> [WORK TO DO]
How many of the lines below contain "color"? Answer with that number alone.

+++

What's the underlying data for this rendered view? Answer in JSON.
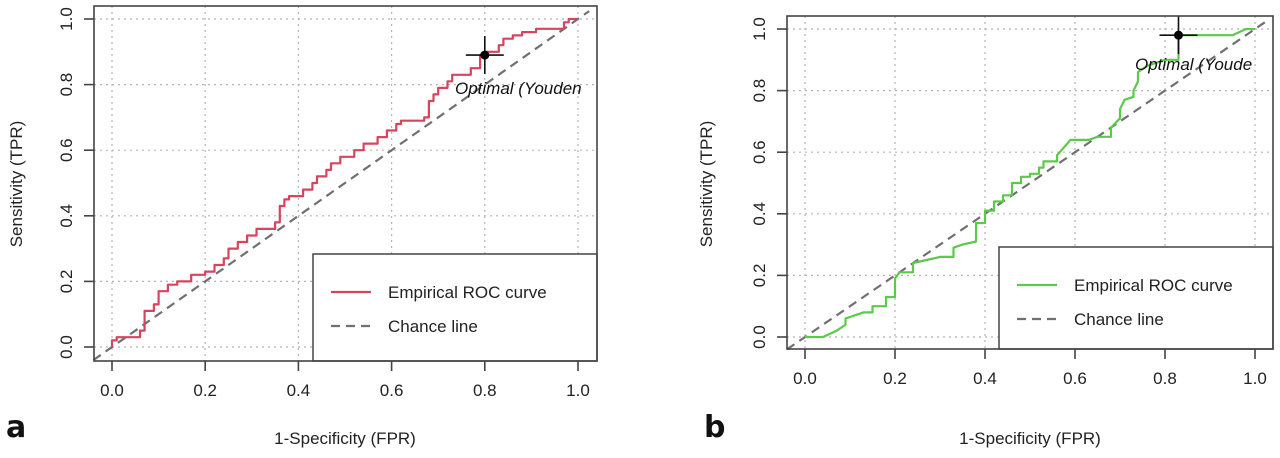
{
  "chart_data": [
    {
      "type": "line",
      "panel_label": "a",
      "title": "",
      "xlabel": "1-Specificity (FPR)",
      "ylabel": "Sensitivity (TPR)",
      "xlim": [
        0,
        1
      ],
      "ylim": [
        0,
        1
      ],
      "x_ticks": [
        "0.0",
        "0.2",
        "0.4",
        "0.6",
        "0.8",
        "1.0"
      ],
      "y_ticks": [
        "0.0",
        "0.2",
        "0.4",
        "0.6",
        "0.8",
        "1.0"
      ],
      "grid": true,
      "legend_position": "bottom-right",
      "series": [
        {
          "name": "Empirical ROC curve",
          "color": "#d6445f",
          "style": "step",
          "points": [
            [
              0,
              0
            ],
            [
              0,
              0.02
            ],
            [
              0.01,
              0.02
            ],
            [
              0.01,
              0.03
            ],
            [
              0.06,
              0.03
            ],
            [
              0.06,
              0.05
            ],
            [
              0.07,
              0.05
            ],
            [
              0.07,
              0.11
            ],
            [
              0.09,
              0.11
            ],
            [
              0.09,
              0.13
            ],
            [
              0.1,
              0.13
            ],
            [
              0.1,
              0.17
            ],
            [
              0.12,
              0.17
            ],
            [
              0.12,
              0.19
            ],
            [
              0.14,
              0.19
            ],
            [
              0.14,
              0.2
            ],
            [
              0.17,
              0.2
            ],
            [
              0.17,
              0.22
            ],
            [
              0.2,
              0.22
            ],
            [
              0.2,
              0.23
            ],
            [
              0.22,
              0.23
            ],
            [
              0.22,
              0.25
            ],
            [
              0.24,
              0.25
            ],
            [
              0.24,
              0.27
            ],
            [
              0.25,
              0.27
            ],
            [
              0.25,
              0.3
            ],
            [
              0.27,
              0.3
            ],
            [
              0.27,
              0.32
            ],
            [
              0.29,
              0.32
            ],
            [
              0.29,
              0.34
            ],
            [
              0.31,
              0.34
            ],
            [
              0.31,
              0.36
            ],
            [
              0.35,
              0.36
            ],
            [
              0.35,
              0.38
            ],
            [
              0.36,
              0.38
            ],
            [
              0.36,
              0.43
            ],
            [
              0.37,
              0.43
            ],
            [
              0.37,
              0.45
            ],
            [
              0.38,
              0.45
            ],
            [
              0.38,
              0.46
            ],
            [
              0.41,
              0.46
            ],
            [
              0.41,
              0.48
            ],
            [
              0.43,
              0.48
            ],
            [
              0.43,
              0.5
            ],
            [
              0.44,
              0.5
            ],
            [
              0.44,
              0.52
            ],
            [
              0.46,
              0.52
            ],
            [
              0.46,
              0.54
            ],
            [
              0.47,
              0.54
            ],
            [
              0.47,
              0.56
            ],
            [
              0.49,
              0.56
            ],
            [
              0.49,
              0.58
            ],
            [
              0.52,
              0.58
            ],
            [
              0.52,
              0.6
            ],
            [
              0.54,
              0.6
            ],
            [
              0.54,
              0.62
            ],
            [
              0.57,
              0.62
            ],
            [
              0.57,
              0.64
            ],
            [
              0.59,
              0.64
            ],
            [
              0.59,
              0.66
            ],
            [
              0.61,
              0.66
            ],
            [
              0.61,
              0.68
            ],
            [
              0.62,
              0.68
            ],
            [
              0.62,
              0.69
            ],
            [
              0.67,
              0.69
            ],
            [
              0.67,
              0.7
            ],
            [
              0.68,
              0.7
            ],
            [
              0.68,
              0.75
            ],
            [
              0.69,
              0.75
            ],
            [
              0.69,
              0.77
            ],
            [
              0.7,
              0.77
            ],
            [
              0.7,
              0.79
            ],
            [
              0.72,
              0.79
            ],
            [
              0.72,
              0.81
            ],
            [
              0.73,
              0.81
            ],
            [
              0.73,
              0.83
            ],
            [
              0.77,
              0.83
            ],
            [
              0.77,
              0.85
            ],
            [
              0.79,
              0.85
            ],
            [
              0.79,
              0.89
            ],
            [
              0.8,
              0.89
            ],
            [
              0.8,
              0.9
            ],
            [
              0.83,
              0.9
            ],
            [
              0.83,
              0.92
            ],
            [
              0.84,
              0.92
            ],
            [
              0.84,
              0.94
            ],
            [
              0.86,
              0.94
            ],
            [
              0.86,
              0.95
            ],
            [
              0.88,
              0.95
            ],
            [
              0.88,
              0.96
            ],
            [
              0.91,
              0.96
            ],
            [
              0.91,
              0.97
            ],
            [
              0.97,
              0.97
            ],
            [
              0.97,
              0.99
            ],
            [
              0.98,
              0.99
            ],
            [
              0.98,
              1.0
            ],
            [
              1.0,
              1.0
            ]
          ]
        },
        {
          "name": "Chance line",
          "color": "#707070",
          "style": "dashed",
          "points": [
            [
              0,
              0
            ],
            [
              1,
              1
            ]
          ]
        }
      ],
      "optimal_point": {
        "x": 0.8,
        "y": 0.89,
        "label": "Optimal (Youden"
      }
    },
    {
      "type": "line",
      "panel_label": "b",
      "title": "",
      "xlabel": "1-Specificity (FPR)",
      "ylabel": "Sensitivity (TPR)",
      "xlim": [
        0,
        1
      ],
      "ylim": [
        0,
        1
      ],
      "x_ticks": [
        "0.0",
        "0.2",
        "0.4",
        "0.6",
        "0.8",
        "1.0"
      ],
      "y_ticks": [
        "0.0",
        "0.2",
        "0.4",
        "0.6",
        "0.8",
        "1.0"
      ],
      "grid": true,
      "legend_position": "bottom-right",
      "series": [
        {
          "name": "Empirical ROC curve",
          "color": "#5bc94a",
          "style": "step",
          "points": [
            [
              0,
              0
            ],
            [
              0.04,
              0
            ],
            [
              0.07,
              0.02
            ],
            [
              0.09,
              0.04
            ],
            [
              0.09,
              0.06
            ],
            [
              0.11,
              0.07
            ],
            [
              0.13,
              0.08
            ],
            [
              0.15,
              0.08
            ],
            [
              0.15,
              0.1
            ],
            [
              0.18,
              0.1
            ],
            [
              0.18,
              0.13
            ],
            [
              0.2,
              0.13
            ],
            [
              0.2,
              0.19
            ],
            [
              0.21,
              0.21
            ],
            [
              0.24,
              0.21
            ],
            [
              0.24,
              0.24
            ],
            [
              0.27,
              0.25
            ],
            [
              0.3,
              0.26
            ],
            [
              0.33,
              0.26
            ],
            [
              0.33,
              0.29
            ],
            [
              0.35,
              0.3
            ],
            [
              0.38,
              0.31
            ],
            [
              0.38,
              0.37
            ],
            [
              0.4,
              0.37
            ],
            [
              0.4,
              0.41
            ],
            [
              0.42,
              0.41
            ],
            [
              0.42,
              0.44
            ],
            [
              0.44,
              0.44
            ],
            [
              0.44,
              0.46
            ],
            [
              0.46,
              0.46
            ],
            [
              0.46,
              0.5
            ],
            [
              0.48,
              0.5
            ],
            [
              0.48,
              0.52
            ],
            [
              0.5,
              0.52
            ],
            [
              0.5,
              0.53
            ],
            [
              0.52,
              0.53
            ],
            [
              0.52,
              0.55
            ],
            [
              0.53,
              0.55
            ],
            [
              0.53,
              0.57
            ],
            [
              0.56,
              0.57
            ],
            [
              0.56,
              0.59
            ],
            [
              0.59,
              0.64
            ],
            [
              0.63,
              0.64
            ],
            [
              0.65,
              0.65
            ],
            [
              0.68,
              0.65
            ],
            [
              0.68,
              0.68
            ],
            [
              0.7,
              0.71
            ],
            [
              0.7,
              0.74
            ],
            [
              0.71,
              0.77
            ],
            [
              0.73,
              0.78
            ],
            [
              0.73,
              0.8
            ],
            [
              0.74,
              0.83
            ],
            [
              0.74,
              0.86
            ],
            [
              0.76,
              0.88
            ],
            [
              0.8,
              0.9
            ],
            [
              0.83,
              0.9
            ],
            [
              0.83,
              0.98
            ],
            [
              0.95,
              0.98
            ],
            [
              0.98,
              1.0
            ],
            [
              1.0,
              1.0
            ]
          ]
        },
        {
          "name": "Chance line",
          "color": "#707070",
          "style": "dashed",
          "points": [
            [
              0,
              0
            ],
            [
              1,
              1
            ]
          ]
        }
      ],
      "optimal_point": {
        "x": 0.83,
        "y": 0.98,
        "label": "Optimal (Youde"
      }
    }
  ]
}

+++

> [THE RESPONSE]
4